**PROBLEM REQUIREMENTS:**
Scan the data. Collect each line that contains the word "more".

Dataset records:

□ □ □

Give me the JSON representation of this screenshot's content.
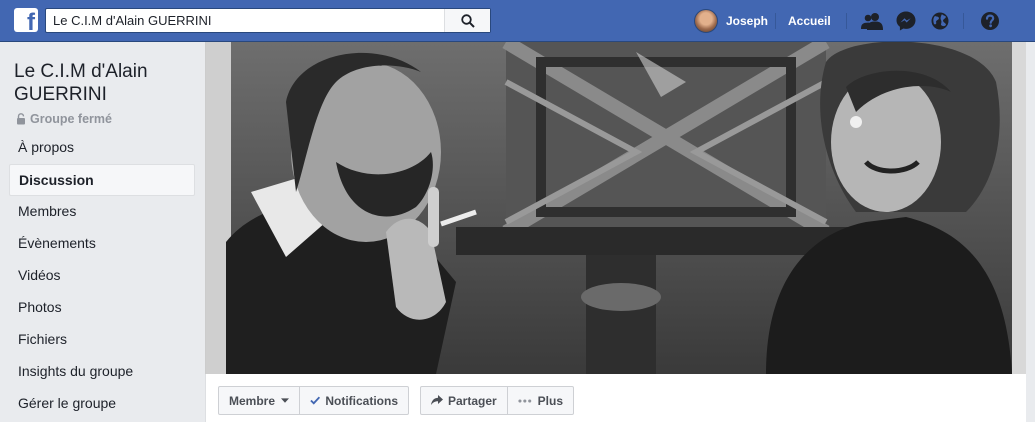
{
  "header": {
    "logo_letter": "f",
    "search": {
      "value": "Le C.I.M d'Alain GUERRINI"
    },
    "user_name": "Joseph",
    "home_label": "Accueil",
    "icons": [
      "search-icon",
      "friend-requests-icon",
      "messenger-icon",
      "notifications-globe-icon",
      "help-icon"
    ]
  },
  "group": {
    "title": "Le C.I.M d'Alain GUERRINI",
    "privacy": "Groupe fermé"
  },
  "sidebar": {
    "items": [
      {
        "label": "À propos"
      },
      {
        "label": "Discussion",
        "active": true
      },
      {
        "label": "Membres"
      },
      {
        "label": "Évènements"
      },
      {
        "label": "Vidéos"
      },
      {
        "label": "Photos"
      },
      {
        "label": "Fichiers"
      },
      {
        "label": "Insights du groupe"
      },
      {
        "label": "Gérer le groupe"
      }
    ]
  },
  "actions": {
    "member": "Membre",
    "notifications": "Notifications",
    "share": "Partager",
    "more": "Plus"
  },
  "colors": {
    "brand": "#4267b2",
    "page_bg": "#e9ebee",
    "link": "#4b4f56"
  }
}
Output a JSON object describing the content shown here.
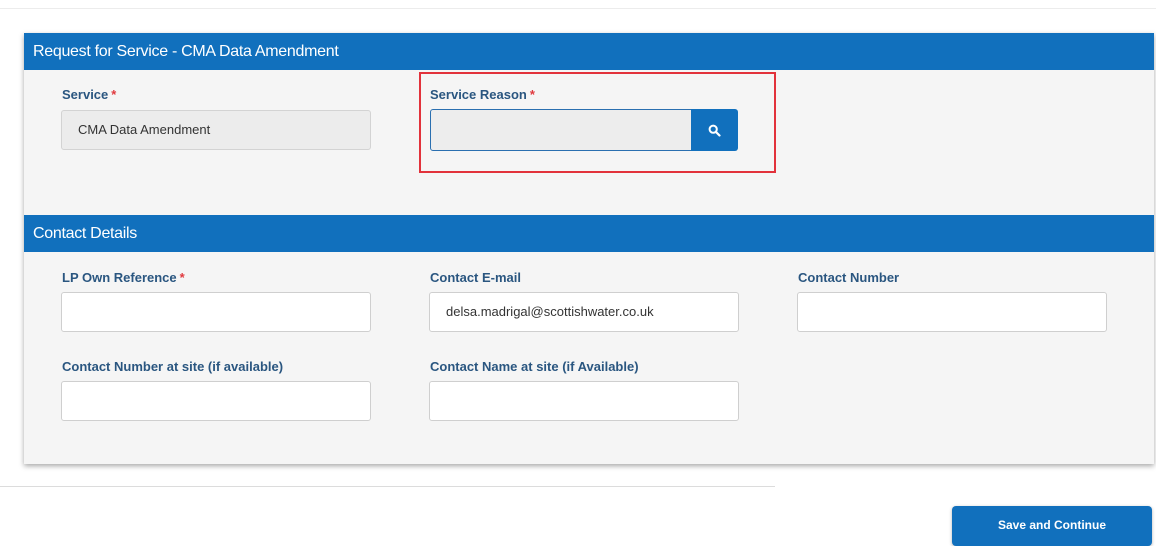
{
  "service_section": {
    "title": "Request for Service - CMA Data Amendment",
    "service_label": "Service",
    "service_value": "CMA Data Amendment",
    "service_reason_label": "Service Reason",
    "service_reason_value": "",
    "required_marker": "*"
  },
  "contact_section": {
    "title": "Contact Details",
    "lp_own_reference_label": "LP Own Reference",
    "lp_own_reference_value": "",
    "contact_email_label": "Contact E-mail",
    "contact_email_value": "delsa.madrigal@scottishwater.co.uk",
    "contact_number_label": "Contact Number",
    "contact_number_value": "",
    "contact_number_site_label": "Contact Number at site (if available)",
    "contact_number_site_value": "",
    "contact_name_site_label": "Contact Name at site (if Available)",
    "contact_name_site_value": ""
  },
  "actions": {
    "save_continue_label": "Save and Continue"
  },
  "icons": {
    "search": "search-icon"
  },
  "colors": {
    "primary": "#1170bd",
    "label": "#2a5680",
    "required": "#e0393e",
    "highlight": "#e2323b"
  }
}
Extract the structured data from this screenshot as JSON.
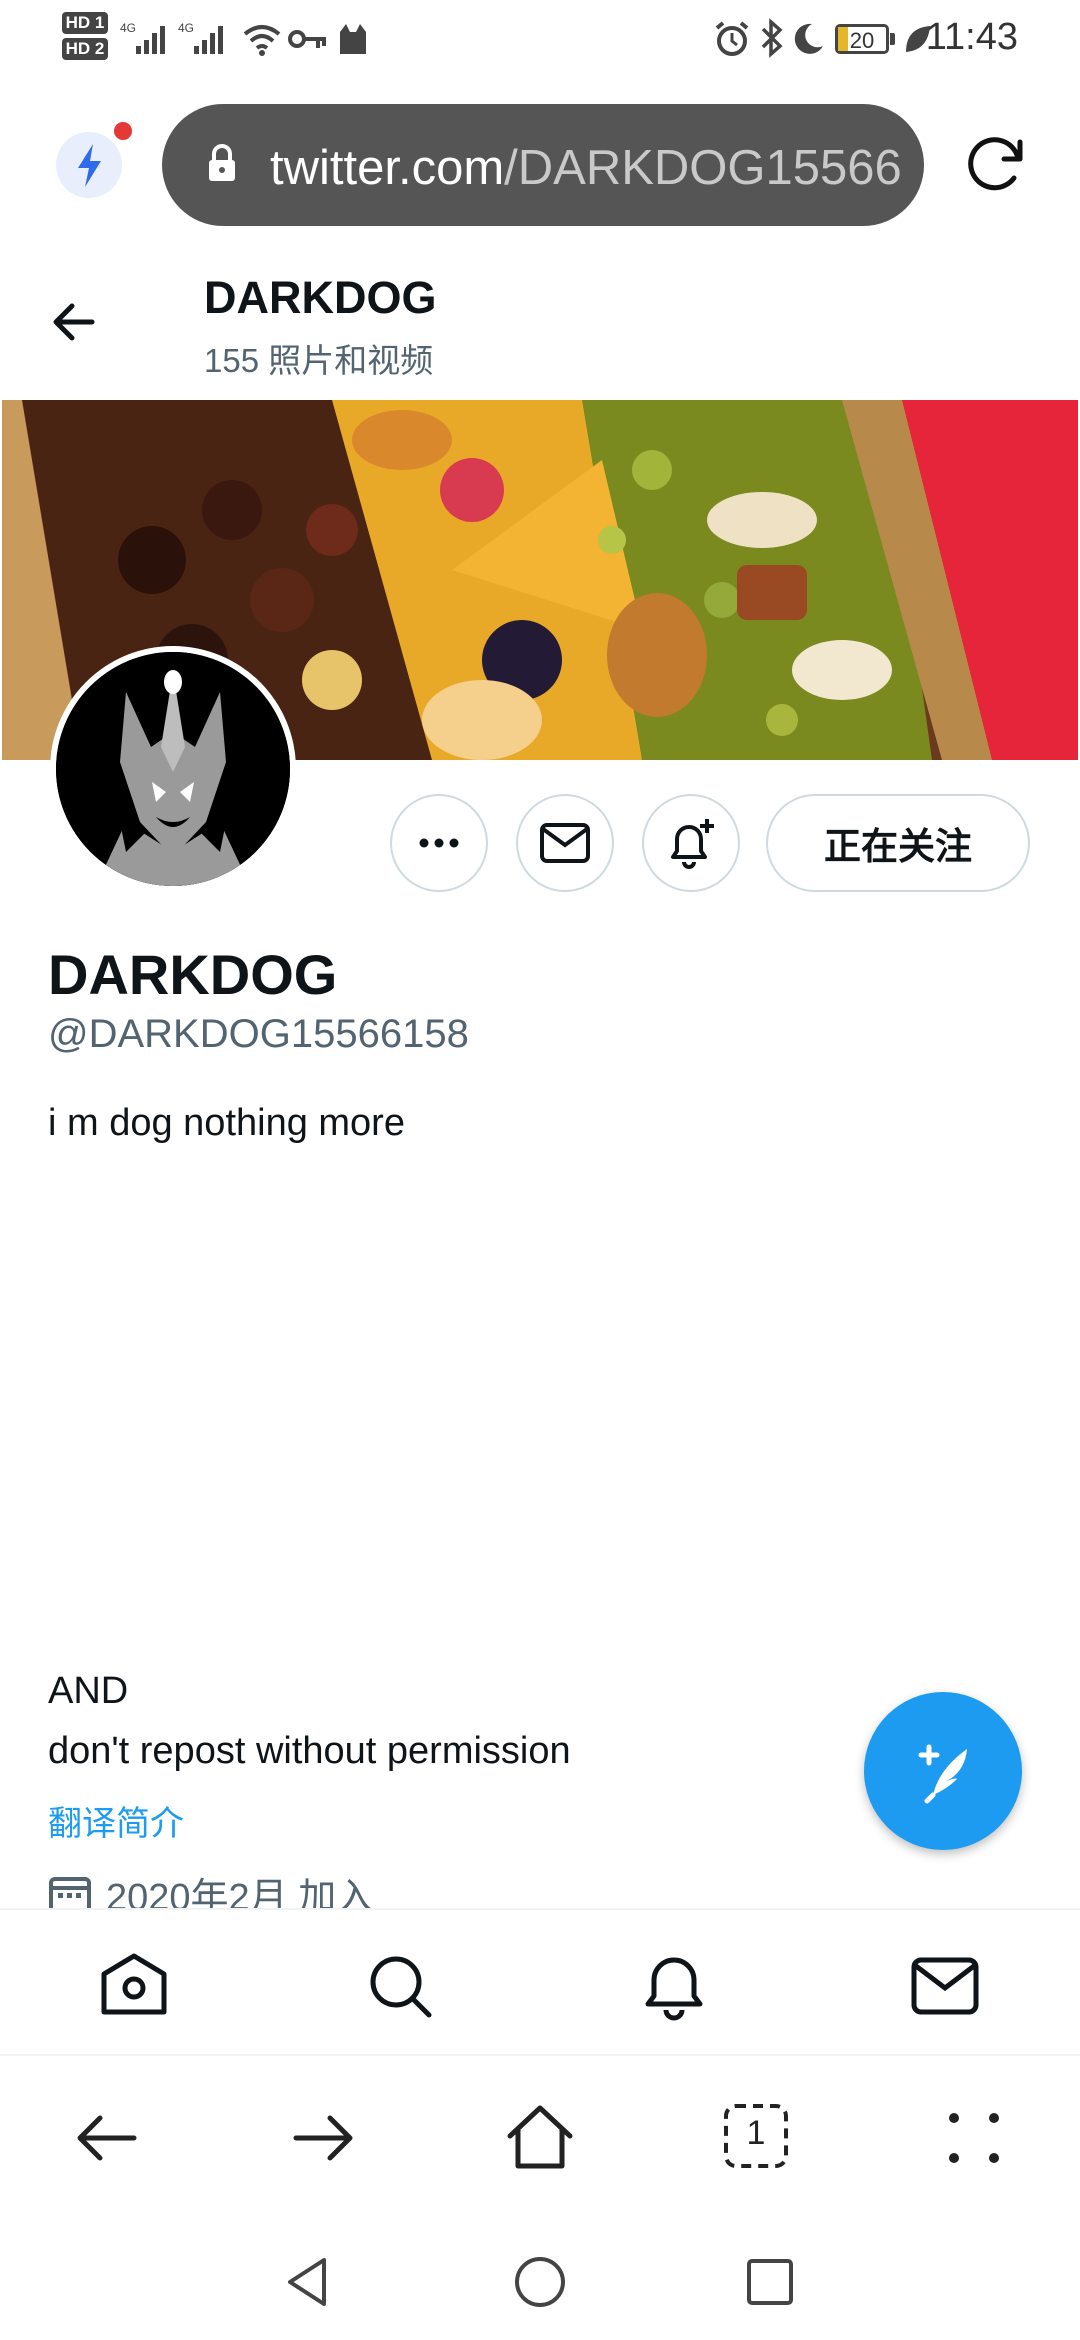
{
  "status_bar": {
    "sim1": "HD 1",
    "sim2": "HD 2",
    "net1": "4G",
    "net2": "4G",
    "battery": "20",
    "time": "11:43"
  },
  "browser": {
    "url_host": "twitter.com",
    "url_path": "/DARKDOG15566"
  },
  "header": {
    "name": "DARKDOG",
    "subtitle": "155 照片和视频"
  },
  "profile": {
    "display_name": "DARKDOG",
    "handle": "@DARKDOG15566158",
    "bio_line1": "i m dog nothing more",
    "bio_line2": "AND",
    "bio_line3": "don't repost without permission",
    "translate_label": "翻译简介",
    "joined": "2020年2月 加入",
    "follow_label": "正在关注"
  },
  "colors": {
    "accent": "#1d9bf0",
    "text_secondary": "#536471",
    "url_bar": "#555555"
  },
  "icons": {
    "back": "arrow-left-icon",
    "more": "more-icon",
    "message": "mail-icon",
    "notify": "bell-plus-icon",
    "compose": "compose-feather-icon",
    "tabs": [
      "home-icon",
      "search-icon",
      "bell-icon",
      "mail-icon"
    ],
    "browser": [
      "back-icon",
      "forward-icon",
      "home-icon",
      "tabs-icon",
      "menu-icon"
    ],
    "system": [
      "nav-back-icon",
      "nav-home-icon",
      "nav-recents-icon"
    ]
  },
  "browser_tabs_count": "1"
}
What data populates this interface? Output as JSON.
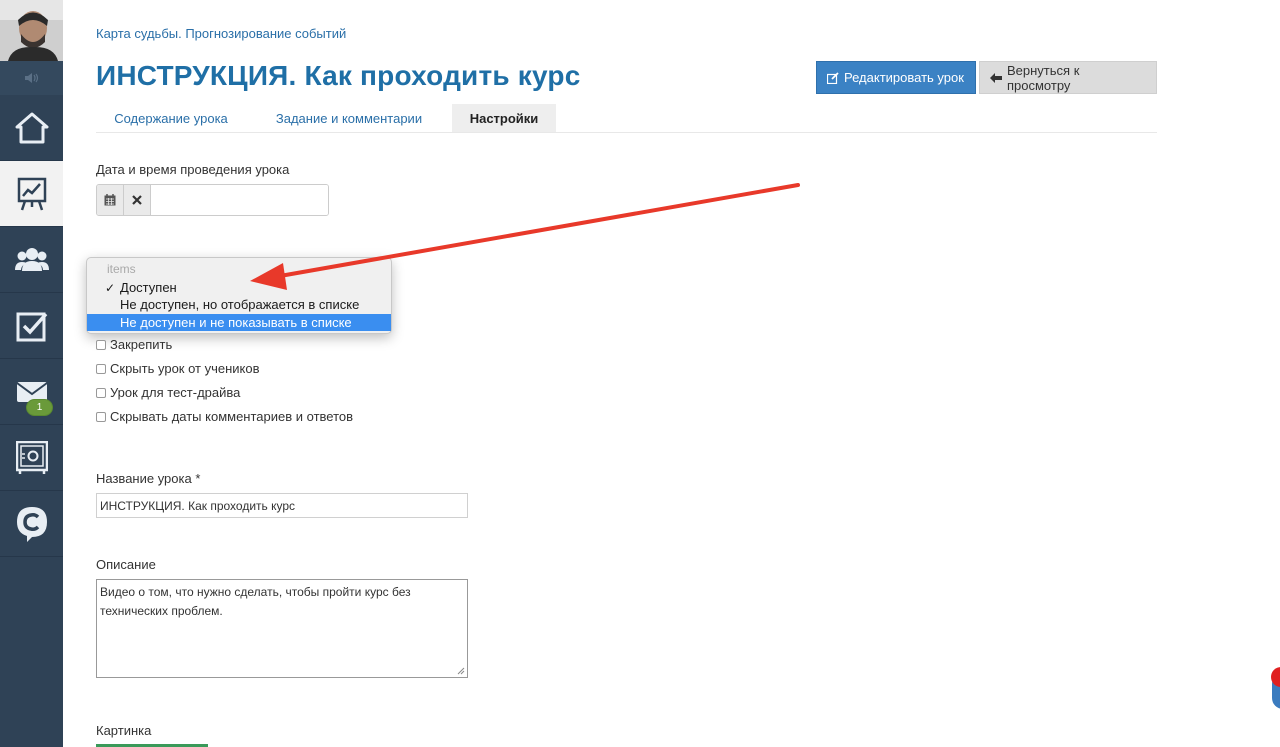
{
  "sidebar": {
    "items": [
      {
        "name": "home",
        "icon": "home-icon"
      },
      {
        "name": "training",
        "icon": "chart-board-icon",
        "active": true
      },
      {
        "name": "users",
        "icon": "users-icon"
      },
      {
        "name": "tasks",
        "icon": "checkbox-icon"
      },
      {
        "name": "messages",
        "icon": "envelope-icon",
        "badge": "1"
      },
      {
        "name": "safe",
        "icon": "safe-icon"
      },
      {
        "name": "brand",
        "icon": "brand-c-icon"
      }
    ],
    "sound_icon": "speaker-icon"
  },
  "header": {
    "breadcrumb": "Карта судьбы. Прогнозирование событий",
    "title": "ИНСТРУКЦИЯ. Как проходить курс",
    "edit_button": "Редактировать урок",
    "back_button": "Вернуться к просмотру"
  },
  "tabs": [
    {
      "label": "Содержание урока"
    },
    {
      "label": "Задание и комментарии"
    },
    {
      "label": "Настройки",
      "active": true
    }
  ],
  "form": {
    "datetime_label": "Дата и время проведения урока",
    "datetime_value": "",
    "select": {
      "header": "items",
      "options": [
        {
          "label": "Доступен",
          "checked": true
        },
        {
          "label": "Не доступен, но отображается в списке"
        },
        {
          "label": "Не доступен и не показывать в списке",
          "highlighted": true
        }
      ],
      "checkmark": "✓"
    },
    "checkboxes": [
      {
        "label": "Закрепить",
        "checked": false
      },
      {
        "label": "Скрыть урок от учеников",
        "checked": false
      },
      {
        "label": "Урок для тест-драйва",
        "checked": false
      },
      {
        "label": "Скрывать даты комментариев и ответов",
        "checked": false
      }
    ],
    "name_label": "Название урока *",
    "name_value": "ИНСТРУКЦИЯ. Как проходить курс",
    "description_label": "Описание",
    "description_value": "Видео о том, что нужно сделать, чтобы пройти курс без технических проблем.",
    "image_label": "Картинка"
  },
  "colors": {
    "sidebar_bg": "#2f4256",
    "accent_blue": "#1f6fa6",
    "primary_button": "#3b82c4",
    "highlight": "#3a8ef0",
    "annotation_arrow": "#e8392a",
    "badge_green": "#6a9a3a"
  }
}
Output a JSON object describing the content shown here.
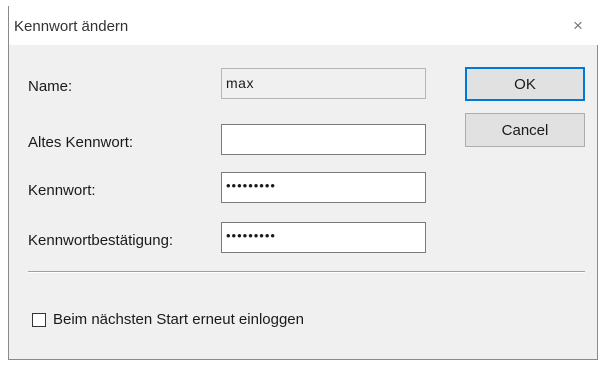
{
  "window": {
    "title": "Kennwort ändern",
    "close_glyph": "×"
  },
  "form": {
    "name_label": "Name:",
    "name_value": "max",
    "old_password_label": "Altes Kennwort:",
    "old_password_value": "",
    "password_label": "Kennwort:",
    "password_value": "•••••••••",
    "confirm_label": "Kennwortbestätigung:",
    "confirm_value": "•••••••••"
  },
  "buttons": {
    "ok_label": "OK",
    "cancel_label": "Cancel"
  },
  "options": {
    "relogin_label": "Beim nächsten Start erneut einloggen",
    "relogin_checked": false
  },
  "colors": {
    "default_button_border": "#0078d7",
    "dialog_background": "#f0f0f0"
  }
}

□ □ □

**IN RESPONSE:**
    "more": "Plus"
    "bio_line1": "i m dog nothing more",
    "more": "more-icon",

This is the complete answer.